• [Job] Below you will find a set of lines. Repeat them all exactly.

• [Excerpted records]
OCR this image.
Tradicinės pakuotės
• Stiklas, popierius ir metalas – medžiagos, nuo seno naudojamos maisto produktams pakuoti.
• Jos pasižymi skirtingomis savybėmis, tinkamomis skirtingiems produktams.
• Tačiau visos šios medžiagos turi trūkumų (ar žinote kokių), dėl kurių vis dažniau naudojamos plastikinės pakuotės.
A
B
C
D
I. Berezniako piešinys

• [Response to the exercise]
OCR this image.
Tradicinės pakuotės
• Stiklas, popierius ir metalas – medžiagos, nuo seno naudojamos maisto produktams pakuoti.
• Jos pasižymi skirtingomis savybėmis, tinkamomis skirtingiems produktams.
• Tačiau visos šios medžiagos turi trūkumų (ar žinote kokių), dėl kurių vis dažniau naudojamos plastikinės pakuotės.
A
B
C
D
I. Berezniako piešinys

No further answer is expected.